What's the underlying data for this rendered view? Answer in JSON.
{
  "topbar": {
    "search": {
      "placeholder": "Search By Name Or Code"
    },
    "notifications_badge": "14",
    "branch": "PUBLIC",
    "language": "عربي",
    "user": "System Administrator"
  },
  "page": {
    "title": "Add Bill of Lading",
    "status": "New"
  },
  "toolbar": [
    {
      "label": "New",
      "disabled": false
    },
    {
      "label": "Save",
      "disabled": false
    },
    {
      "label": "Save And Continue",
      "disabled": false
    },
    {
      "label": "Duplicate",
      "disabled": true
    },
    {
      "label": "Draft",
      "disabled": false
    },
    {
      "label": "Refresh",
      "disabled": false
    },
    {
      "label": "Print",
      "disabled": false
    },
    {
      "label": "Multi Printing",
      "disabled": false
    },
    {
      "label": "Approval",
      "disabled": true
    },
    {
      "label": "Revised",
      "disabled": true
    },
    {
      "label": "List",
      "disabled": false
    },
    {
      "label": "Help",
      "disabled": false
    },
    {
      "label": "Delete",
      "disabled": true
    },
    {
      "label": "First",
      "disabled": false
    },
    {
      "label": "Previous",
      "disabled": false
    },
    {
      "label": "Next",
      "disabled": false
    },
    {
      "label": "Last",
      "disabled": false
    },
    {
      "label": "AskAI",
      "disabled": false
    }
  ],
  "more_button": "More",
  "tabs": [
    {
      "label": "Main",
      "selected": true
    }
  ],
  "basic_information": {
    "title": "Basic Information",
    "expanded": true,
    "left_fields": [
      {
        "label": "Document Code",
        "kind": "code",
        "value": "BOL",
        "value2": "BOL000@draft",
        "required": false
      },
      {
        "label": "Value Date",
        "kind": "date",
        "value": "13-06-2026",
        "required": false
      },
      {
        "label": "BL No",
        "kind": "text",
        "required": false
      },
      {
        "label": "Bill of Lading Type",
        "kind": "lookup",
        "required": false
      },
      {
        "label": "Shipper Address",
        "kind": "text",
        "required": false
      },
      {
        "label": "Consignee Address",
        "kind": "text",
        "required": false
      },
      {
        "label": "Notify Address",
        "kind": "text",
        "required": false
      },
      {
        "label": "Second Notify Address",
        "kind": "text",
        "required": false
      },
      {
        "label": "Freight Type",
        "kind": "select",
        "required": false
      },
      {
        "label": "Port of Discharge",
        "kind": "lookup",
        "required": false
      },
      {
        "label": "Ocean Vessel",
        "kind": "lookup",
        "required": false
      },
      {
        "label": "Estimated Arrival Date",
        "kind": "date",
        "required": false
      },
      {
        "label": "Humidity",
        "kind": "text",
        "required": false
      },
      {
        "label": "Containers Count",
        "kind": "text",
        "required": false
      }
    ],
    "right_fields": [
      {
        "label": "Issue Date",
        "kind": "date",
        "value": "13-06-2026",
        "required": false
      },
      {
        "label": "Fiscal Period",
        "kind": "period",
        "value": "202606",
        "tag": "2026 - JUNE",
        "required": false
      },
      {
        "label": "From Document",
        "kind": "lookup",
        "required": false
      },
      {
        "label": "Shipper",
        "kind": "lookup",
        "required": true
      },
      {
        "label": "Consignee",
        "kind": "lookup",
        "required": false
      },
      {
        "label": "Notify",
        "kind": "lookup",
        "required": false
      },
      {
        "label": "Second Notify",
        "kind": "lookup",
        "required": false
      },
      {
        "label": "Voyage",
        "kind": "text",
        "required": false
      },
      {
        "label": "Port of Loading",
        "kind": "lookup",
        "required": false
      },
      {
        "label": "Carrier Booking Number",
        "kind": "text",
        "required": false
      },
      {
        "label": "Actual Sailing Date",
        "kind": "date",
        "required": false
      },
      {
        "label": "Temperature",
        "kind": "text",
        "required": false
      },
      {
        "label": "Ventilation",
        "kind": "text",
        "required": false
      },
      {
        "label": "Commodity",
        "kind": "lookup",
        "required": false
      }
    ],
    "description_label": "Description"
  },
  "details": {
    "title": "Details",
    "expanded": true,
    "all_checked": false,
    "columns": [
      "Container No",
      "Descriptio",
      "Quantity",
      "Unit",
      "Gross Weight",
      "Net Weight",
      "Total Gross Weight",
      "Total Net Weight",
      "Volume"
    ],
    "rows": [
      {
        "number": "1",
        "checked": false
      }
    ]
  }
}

--------------------------------------------------

DIRECTION: Reproduce the material verbatim, line by line.

RESULT OF THE EXERCISE:
What's the underlying data for this rendered view? Answer in JSON.
{
  "topbar": {
    "search": {
      "placeholder": "Search By Name Or Code"
    },
    "notifications_badge": "14",
    "branch": "PUBLIC",
    "language": "عربي",
    "user": "System Administrator"
  },
  "page": {
    "title": "Add Bill of Lading",
    "status": "New"
  },
  "toolbar": [
    {
      "label": "New",
      "disabled": false
    },
    {
      "label": "Save",
      "disabled": false
    },
    {
      "label": "Save And Continue",
      "disabled": false
    },
    {
      "label": "Duplicate",
      "disabled": true
    },
    {
      "label": "Draft",
      "disabled": false
    },
    {
      "label": "Refresh",
      "disabled": false
    },
    {
      "label": "Print",
      "disabled": false
    },
    {
      "label": "Multi Printing",
      "disabled": false
    },
    {
      "label": "Approval",
      "disabled": true
    },
    {
      "label": "Revised",
      "disabled": true
    },
    {
      "label": "List",
      "disabled": false
    },
    {
      "label": "Help",
      "disabled": false
    },
    {
      "label": "Delete",
      "disabled": true
    },
    {
      "label": "First",
      "disabled": false
    },
    {
      "label": "Previous",
      "disabled": false
    },
    {
      "label": "Next",
      "disabled": false
    },
    {
      "label": "Last",
      "disabled": false
    },
    {
      "label": "AskAI",
      "disabled": false
    }
  ],
  "more_button": "More",
  "tabs": [
    {
      "label": "Main",
      "selected": true
    }
  ],
  "basic_information": {
    "title": "Basic Information",
    "expanded": true,
    "left_fields": [
      {
        "label": "Document Code",
        "kind": "code",
        "value": "BOL",
        "value2": "BOL000@draft",
        "required": false
      },
      {
        "label": "Value Date",
        "kind": "date",
        "value": "13-06-2026",
        "required": false
      },
      {
        "label": "BL No",
        "kind": "text",
        "required": false
      },
      {
        "label": "Bill of Lading Type",
        "kind": "lookup",
        "required": false
      },
      {
        "label": "Shipper Address",
        "kind": "text",
        "required": false
      },
      {
        "label": "Consignee Address",
        "kind": "text",
        "required": false
      },
      {
        "label": "Notify Address",
        "kind": "text",
        "required": false
      },
      {
        "label": "Second Notify Address",
        "kind": "text",
        "required": false
      },
      {
        "label": "Freight Type",
        "kind": "select",
        "required": false
      },
      {
        "label": "Port of Discharge",
        "kind": "lookup",
        "required": false
      },
      {
        "label": "Ocean Vessel",
        "kind": "lookup",
        "required": false
      },
      {
        "label": "Estimated Arrival Date",
        "kind": "date",
        "required": false
      },
      {
        "label": "Humidity",
        "kind": "text",
        "required": false
      },
      {
        "label": "Containers Count",
        "kind": "text",
        "required": false
      }
    ],
    "right_fields": [
      {
        "label": "Issue Date",
        "kind": "date",
        "value": "13-06-2026",
        "required": false
      },
      {
        "label": "Fiscal Period",
        "kind": "period",
        "value": "202606",
        "tag": "2026 - JUNE",
        "required": false
      },
      {
        "label": "From Document",
        "kind": "lookup",
        "required": false
      },
      {
        "label": "Shipper",
        "kind": "lookup",
        "required": true
      },
      {
        "label": "Consignee",
        "kind": "lookup",
        "required": false
      },
      {
        "label": "Notify",
        "kind": "lookup",
        "required": false
      },
      {
        "label": "Second Notify",
        "kind": "lookup",
        "required": false
      },
      {
        "label": "Voyage",
        "kind": "text",
        "required": false
      },
      {
        "label": "Port of Loading",
        "kind": "lookup",
        "required": false
      },
      {
        "label": "Carrier Booking Number",
        "kind": "text",
        "required": false
      },
      {
        "label": "Actual Sailing Date",
        "kind": "date",
        "required": false
      },
      {
        "label": "Temperature",
        "kind": "text",
        "required": false
      },
      {
        "label": "Ventilation",
        "kind": "text",
        "required": false
      },
      {
        "label": "Commodity",
        "kind": "lookup",
        "required": false
      }
    ],
    "description_label": "Description"
  },
  "details": {
    "title": "Details",
    "expanded": true,
    "all_checked": false,
    "columns": [
      "Container No",
      "Descriptio",
      "Quantity",
      "Unit",
      "Gross Weight",
      "Net Weight",
      "Total Gross Weight",
      "Total Net Weight",
      "Volume"
    ],
    "rows": [
      {
        "number": "1",
        "checked": false
      }
    ]
  }
}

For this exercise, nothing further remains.